Your goal: Write every line out verbatim and omit the pictures.

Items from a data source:
══════════

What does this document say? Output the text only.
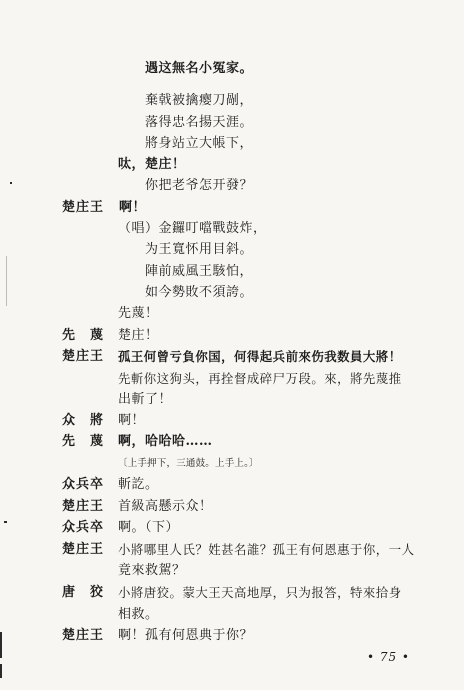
遇这無名小冤家。
棄戟被擒瘿刀剮，
落得忠名揚天涯。
將身站立大帳下，
呔，楚庄！
你把老爷怎开發？
楚庄王 啊！
（唱）金鑼叮噹戰鼓炸，
为王寬怀用目斜。
陣前威風王駭怕，
如今勢敗不須誇。
先蔑！
先　蔑 楚庄！
楚庄王 孤王何曾亏負你国，何得起兵前來伤我数員大將！
先斬你这狗头，再拴督成碎尸万段。來，將先蔑推
出斬了！
众　將 啊！
先　蔑 啊，哈哈哈……
〔上手押下，三通鼓。上手上。〕
众兵卒 斬訖。
楚庄王 首級高懸示众！
众兵卒 啊。（下）
楚庄王 小將哪里人氏？姓甚名誰？孤王有何恩惠于你，一人
竟來救駕？
唐　狡 小將唐狡。蒙大王天高地厚，只为报答，特來拾身
相救。
楚庄王 啊！孤有何恩典于你？
• 75 •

══════════

The completed task:
What does this document say? Output the text only.
遇这無名小冤家。
棄戟被擒瘿刀剮，
落得忠名揚天涯。
將身站立大帳下，
呔，楚庄！
你把老爷怎开發？
楚庄王 啊！
（唱）金鑼叮噹戰鼓炸，
为王寬怀用目斜。
陣前威風王駭怕，
如今勢敗不須誇。
先蔑！
先　蔑 楚庄！
楚庄王 孤王何曾亏負你国，何得起兵前來伤我数員大將！
先斬你这狗头，再拴督成碎尸万段。來，將先蔑推
出斬了！
众　將 啊！
先　蔑 啊，哈哈哈……
〔上手押下，三通鼓。上手上。〕
众兵卒 斬訖。
楚庄王 首級高懸示众！
众兵卒 啊。（下）
楚庄王 小將哪里人氏？姓甚名誰？孤王有何恩惠于你，一人
竟來救駕？
唐　狡 小將唐狡。蒙大王天高地厚，只为报答，特來拾身
相救。
楚庄王 啊！孤有何恩典于你？
• 75 •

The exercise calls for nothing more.